* START *

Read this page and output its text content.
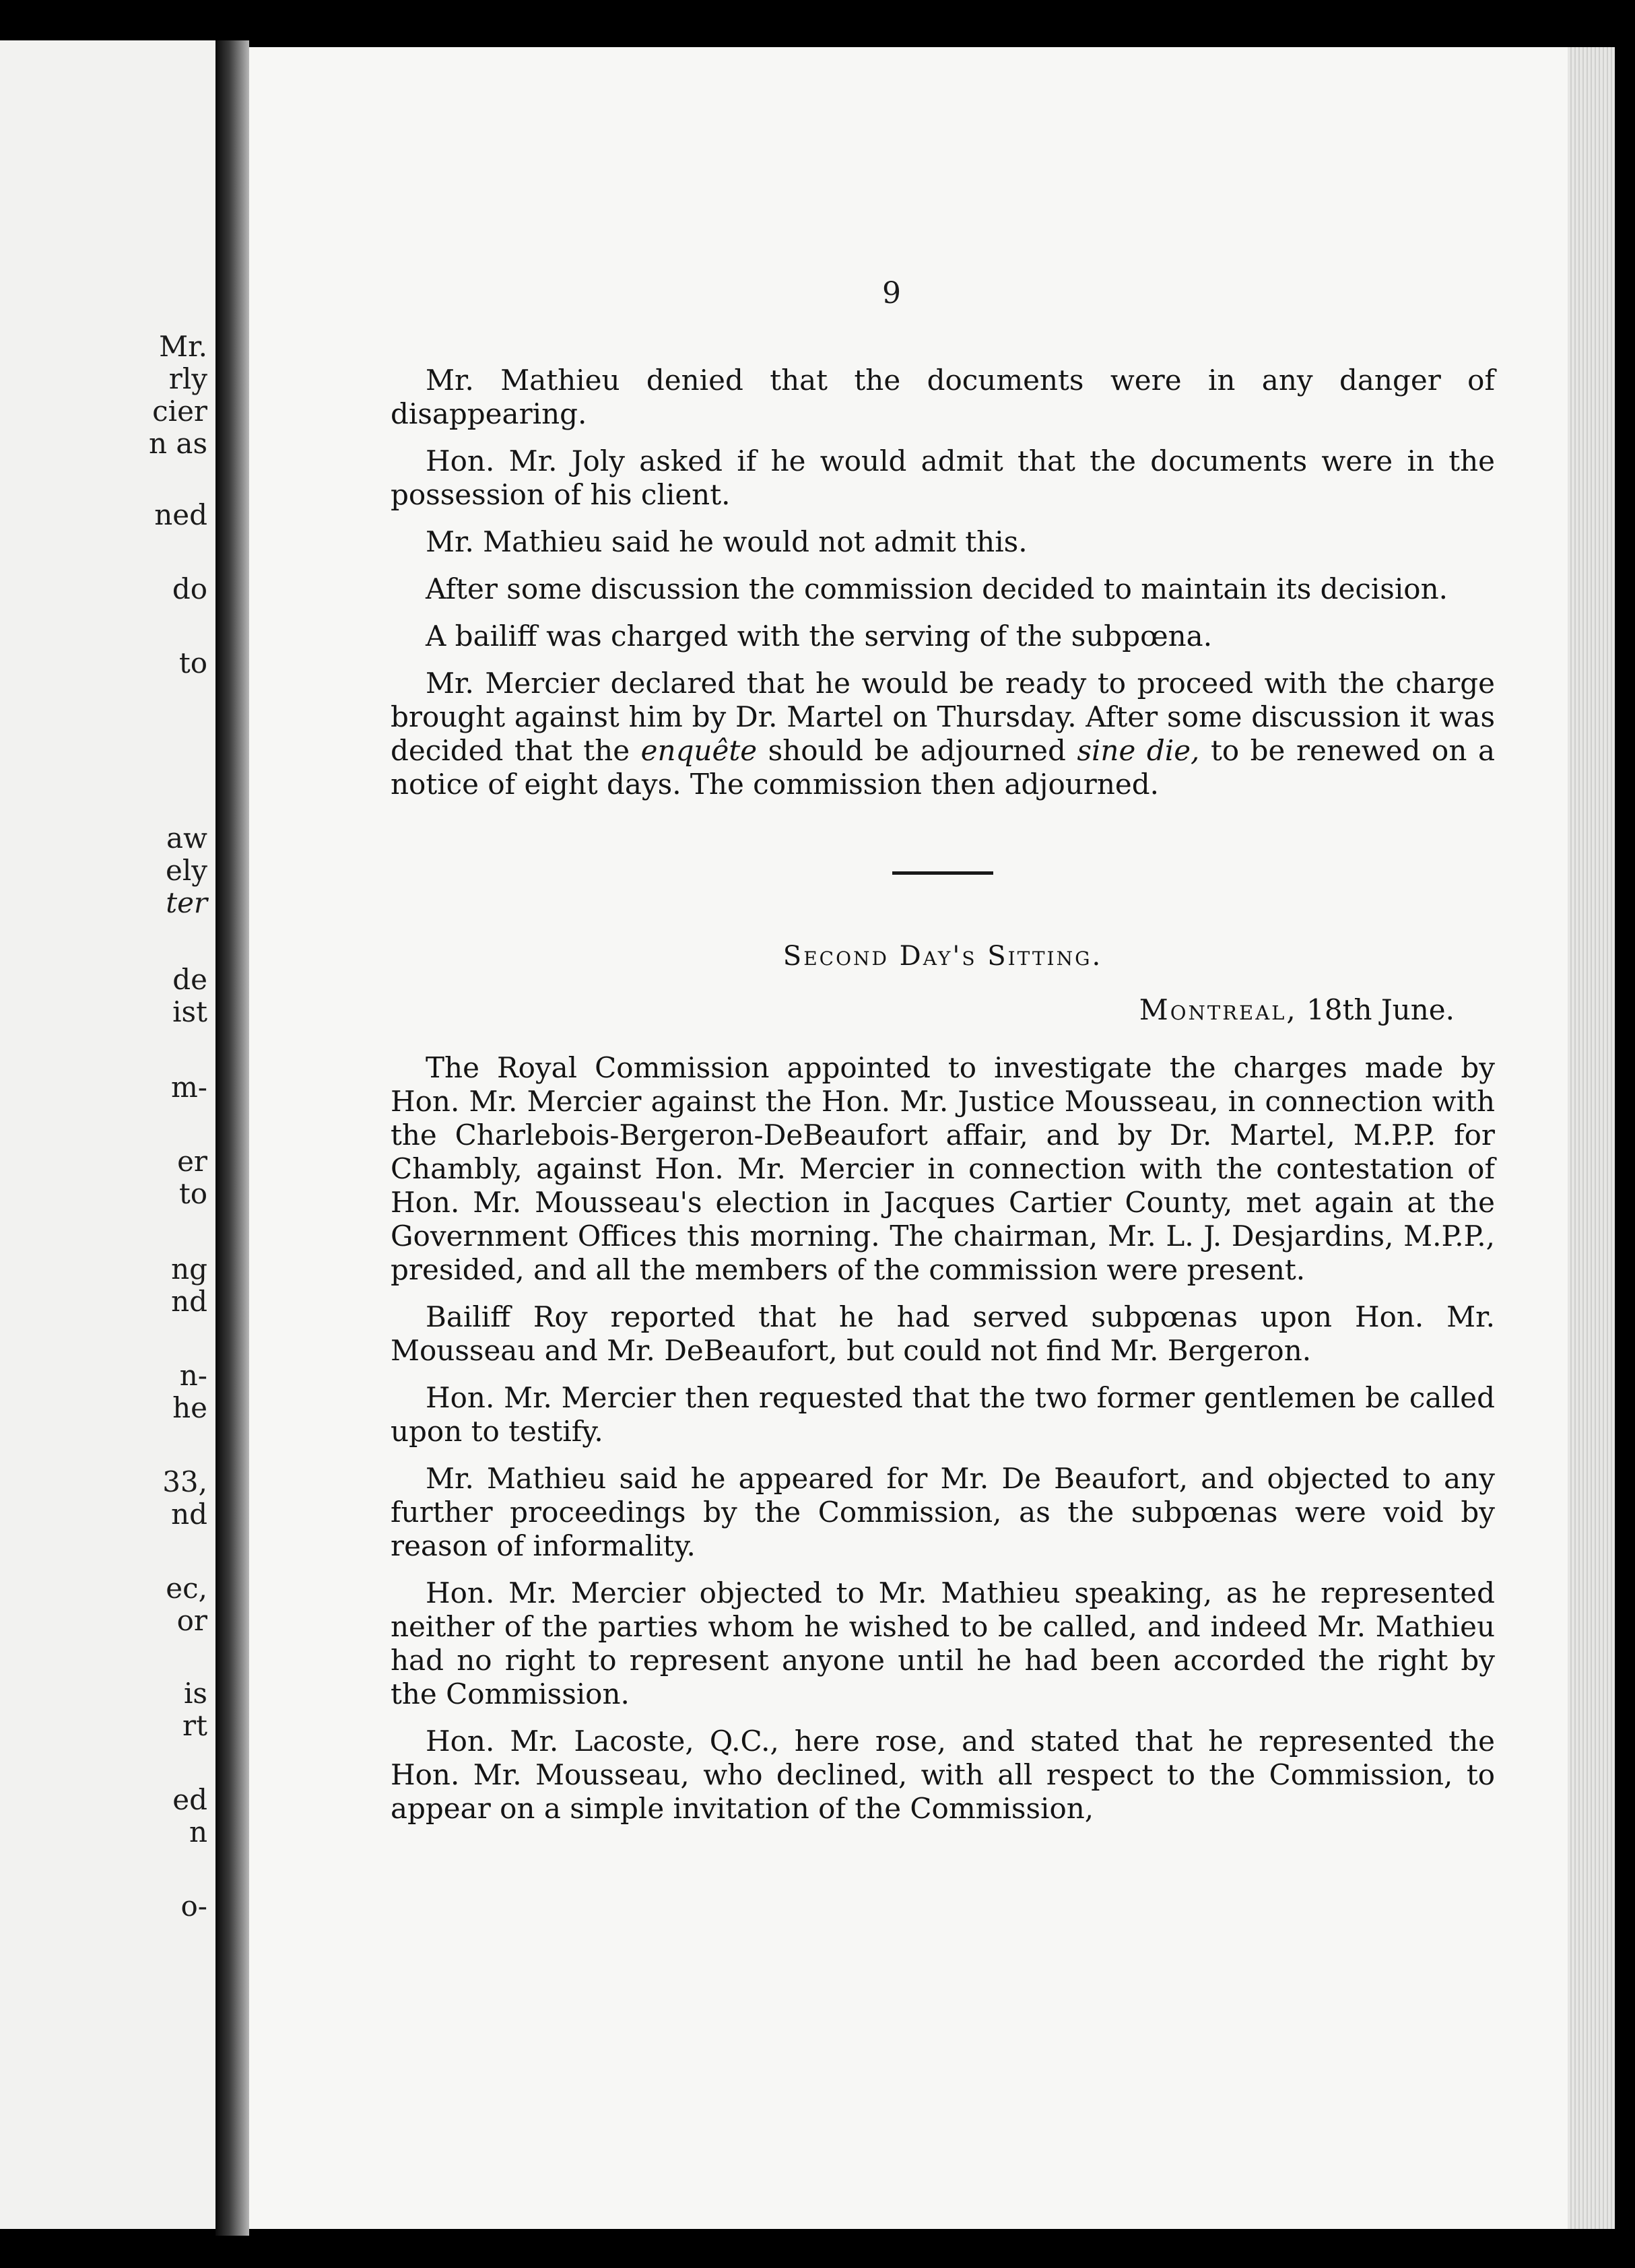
Mr.
rly
cier
n as
ned
do
to
aw
ely
ter
de
ist
m-
er
to
ng
nd
n-
he
33,
nd
ec,
or
is
rt
ed
n
o-
9

Mr. Mathieu denied that the documents were in any danger of disappearing.

Hon. Mr. Joly asked if he would admit that the documents were in the possession of his client.

Mr. Mathieu said he would not admit this.

After some discussion the commission decided to maintain its decision.

A bailiff was charged with the serving of the subpœna.

Mr. Mercier declared that he would be ready to proceed with the charge brought against him by Dr. Martel on Thursday. After some discussion it was decided that the enquête should be adjourned sine die, to be renewed on a notice of eight days. The commission then adjourned.

Second Day's Sitting.
Montreal, 18th June.

The Royal Commission appointed to investigate the charges made by Hon. Mr. Mercier against the Hon. Mr. Justice Mousseau, in connection with the Charlebois-Bergeron-DeBeaufort affair, and by Dr. Martel, M.P.P. for Chambly, against Hon. Mr. Mercier in connection with the contestation of Hon. Mr. Mousseau's election in Jacques Cartier County, met again at the Government Offices this morning. The chairman, Mr. L. J. Desjardins, M.P.P., presided, and all the members of the commission were present.

Bailiff Roy reported that he had served subpœnas upon Hon. Mr. Mousseau and Mr. DeBeaufort, but could not find Mr. Bergeron.

Hon. Mr. Mercier then requested that the two former gentlemen be called upon to testify.

Mr. Mathieu said he appeared for Mr. De Beaufort, and objected to any further proceedings by the Commission, as the subpœnas were void by reason of informality.

Hon. Mr. Mercier objected to Mr. Mathieu speaking, as he represented neither of the parties whom he wished to be called, and indeed Mr. Mathieu had no right to represent anyone until he had been accorded the right by the Commission.

Hon. Mr. Lacoste, Q.C., here rose, and stated that he represented the Hon. Mr. Mousseau, who declined, with all respect to the Commission, to appear on a simple invitation of the Commission,
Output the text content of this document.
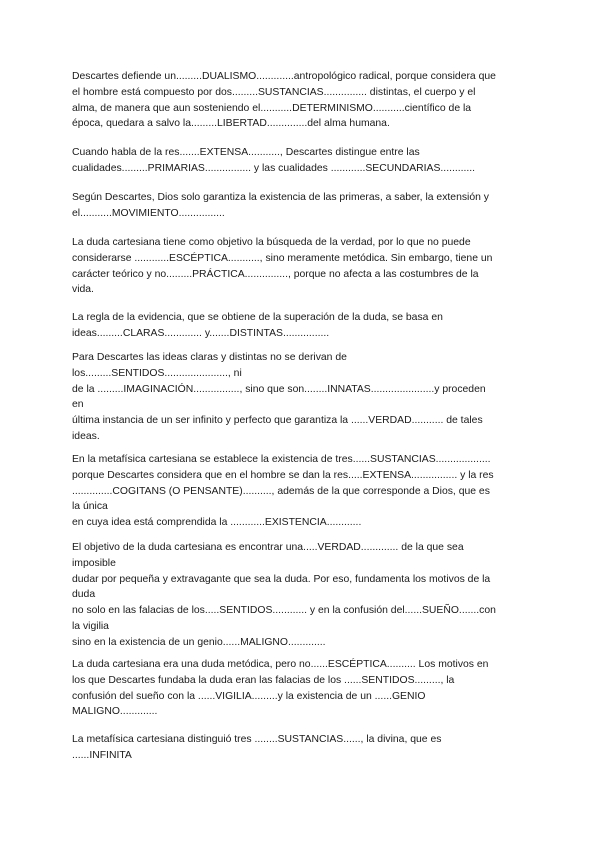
Descartes defiende un.........DUALISMO.............antropológico radical, porque considera que
el hombre está compuesto por dos.........SUSTANCIAS............... distintas, el cuerpo y el
alma, de manera que aun sosteniendo el...........DETERMINISMO...........científico de la
época, quedara a salvo la.........LIBERTAD..............del alma humana.
Cuando habla de la res.......EXTENSA..........., Descartes distingue entre las
cualidades.........PRIMARIAS................ y las cualidades ............SECUNDARIAS............
Según Descartes, Dios solo garantiza la existencia de las primeras, a saber, la extensión y
el...........MOVIMIENTO................
La duda cartesiana tiene como objetivo la búsqueda de la verdad, por lo que no puede
considerarse ............ESCÉPTICA..........., sino meramente metódica. Sin embargo, tiene un
carácter teórico y no.........PRÁCTICA..............., porque no afecta a las costumbres de la
vida.
La regla de la evidencia, que se obtiene de la superación de la duda, se basa en
ideas.........CLARAS............. y.......DISTINTAS................
Para Descartes las ideas claras y distintas no se derivan de
los.........SENTIDOS......................, ni
de la .........IMAGINACIÓN................, sino que son........INNATAS......................y proceden
en
última instancia de un ser infinito y perfecto que garantiza la ......VERDAD........... de tales
ideas.
En la metafísica cartesiana se establece la existencia de tres......SUSTANCIAS...................
porque Descartes considera que en el hombre se dan la res.....EXTENSA................ y la res
..............COGITANS (O PENSANTE).........., además de la que corresponde a Dios, que es
la única
en cuya idea está comprendida la ............EXISTENCIA............
El objetivo de la duda cartesiana es encontrar una.....VERDAD............. de la que sea
imposible
dudar por pequeña y extravagante que sea la duda. Por eso, fundamenta los motivos de la
duda
no solo en las falacias de los.....SENTIDOS............ y en la confusión del......SUEÑO.......con
la vigilia
sino en la existencia de un genio......MALIGNO.............
La duda cartesiana era una duda metódica, pero no......ESCÉPTICA.......... Los motivos en
los que Descartes fundaba la duda eran las falacias de los ......SENTIDOS........., la
confusión del sueño con la ......VIGILIA.........y la existencia de un ......GENIO
MALIGNO.............
La metafísica cartesiana distinguió tres ........SUSTANCIAS......, la divina, que es
......INFINITA
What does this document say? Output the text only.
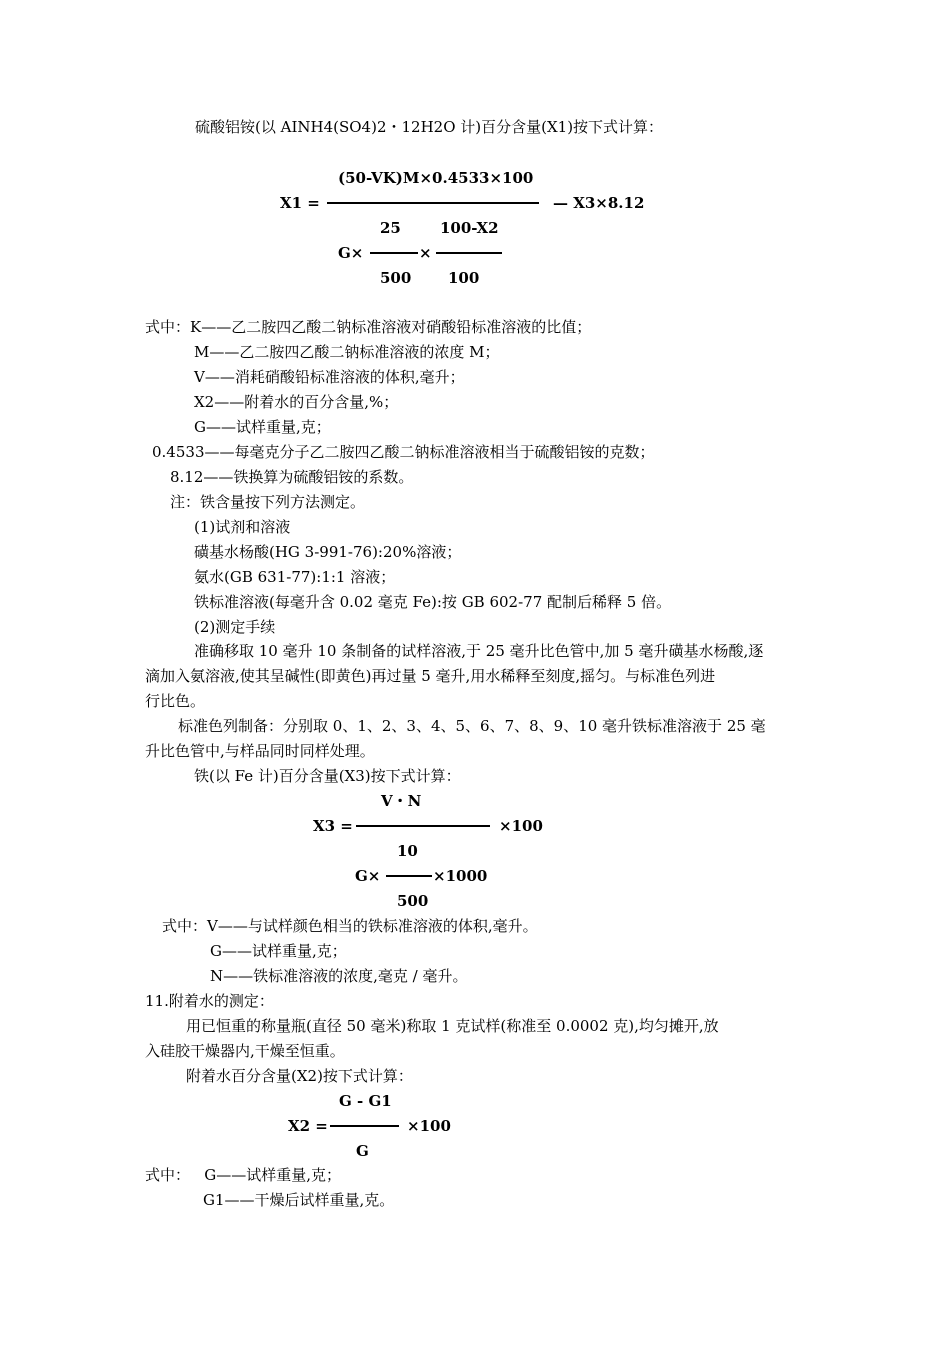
硫酸铝铵(以 AINH4(SO4)2・12H2O 计)百分含量(X1)按下式计算：
(50-VK)M×0.4533×100
X1 =	— X3×8.12
25	100-X2
G×	×
500 100
式中：K——乙二胺四乙酸二钠标准溶液对硝酸铅标准溶液的比值；
M——乙二胺四乙酸二钠标准溶液的浓度 M；
V——消耗硝酸铅标准溶液的体积,毫升；
X2——附着水的百分含量,%；
G——试样重量,克；
0.4533——每毫克分子乙二胺四乙酸二钠标准溶液相当于硫酸铝铵的克数；
8.12——铁换算为硫酸铝铵的系数。
注：铁含量按下列方法测定。
(1)试剂和溶液
磺基水杨酸(HG 3-991-76):20%溶液；
氨水(GB 631-77):1:1 溶液；
铁标准溶液(每毫升含 0.02 毫克 Fe):按 GB 602-77 配制后稀释 5 倍。
(2)测定手续
准确移取 10 毫升 10 条制备的试样溶液,于 25 毫升比色管中,加 5 毫升磺基水杨酸,逐
滴加入氨溶液,使其呈碱性(即黄色)再过量 5 毫升,用水稀释至刻度,摇匀。与标准色列进
行比色。
标准色列制备：分别取 0、1、2、3、4、5、6、7、8、9、10 毫升铁标准溶液于 25 毫
升比色管中,与样品同时同样处理。
铁(以 Fe 计)百分含量(X3)按下式计算：
V・N
X3 =	×100
10
G×	×1000
500
式中：V——与试样颜色相当的铁标准溶液的体积,毫升。
G——试样重量,克；
N——铁标准溶液的浓度,毫克 / 毫升。
11.附着水的测定：
用已恒重的称量瓶(直径 50 毫米)称取 1 克试样(称准至 0.0002 克),均匀摊开,放
入硅胶干燥器内,干燥至恒重。
附着水百分含量(X2)按下式计算：
G - G1
X2 =	×100
G
式中：   G——试样重量,克；
G1——干燥后试样重量,克。
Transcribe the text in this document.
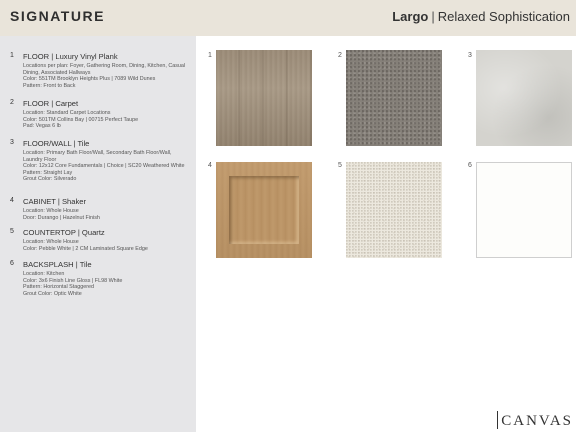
SIGNATURE	Largo | Relaxed Sophistication
1 FLOOR | Luxury Vinyl Plank
Locations per plan: Foyer, Gathering Room, Dining, Kitchen, Casual Dining, Associated Hallways
Color: 551TM Brooklyn Heights Plus | 7089 Wild Dunes
Pattern: Front to Back
2 FLOOR | Carpet
Location: Standard Carpet Locations
Color: 501TM Collins Bay | 00715 Perfect Taupe
Pad: Vegas 6 lb
3 FLOOR/WALL | Tile
Location: Primary Bath Floor/Wall, Secondary Bath Floor/Wall, Laundry Floor
Color: 12x12 Core Fundamentals | Choice | SC20 Weathered White
Pattern: Straight Lay
Grout Color: Silverado
4 CABINET | Shaker
Location: Whole House
Door: Durango | Hazelnut Finish
5 COUNTERTOP | Quartz
Location: Whole House
Color: Pebble White | 2 CM Laminated Square Edge
6 BACKSPLASH | Tile
Location: Kitchen
Color: 3x6 Finish Line Gloss | FL98 White
Pattern: Horizontal Staggered
Grout Color: Optic White
1	2	3
4	5	6
CANVAS
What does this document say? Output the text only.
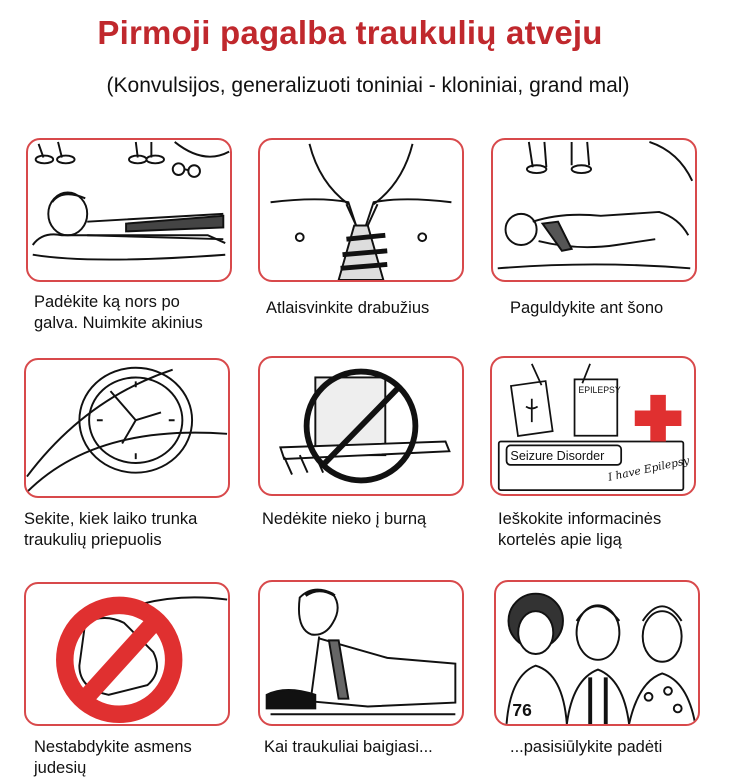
Pirmoji pagalba traukulių atveju
(Konvulsijos, generalizuoti toniniai - kloniniai, grand mal)
Padėkite ką nors po
galva. Nuimkite akinius
Atlaisvinkite drabužius	Paguldykite ant šono
Sekite, kiek laiko trunka
traukulių priepuolis
Nedėkite nieko į burną
EPILEPSY
Seizure Disorder I have Epilepsy
Ieškokite informacinės
kortelės apie ligą
Nestabdykite asmens
judesių
Kai traukuliai baigiasi...
76
...pasisiūlykite padėti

* END *

• Exercise task
Say how many lines contain "documents", and give nothing but that number.

• Reply
2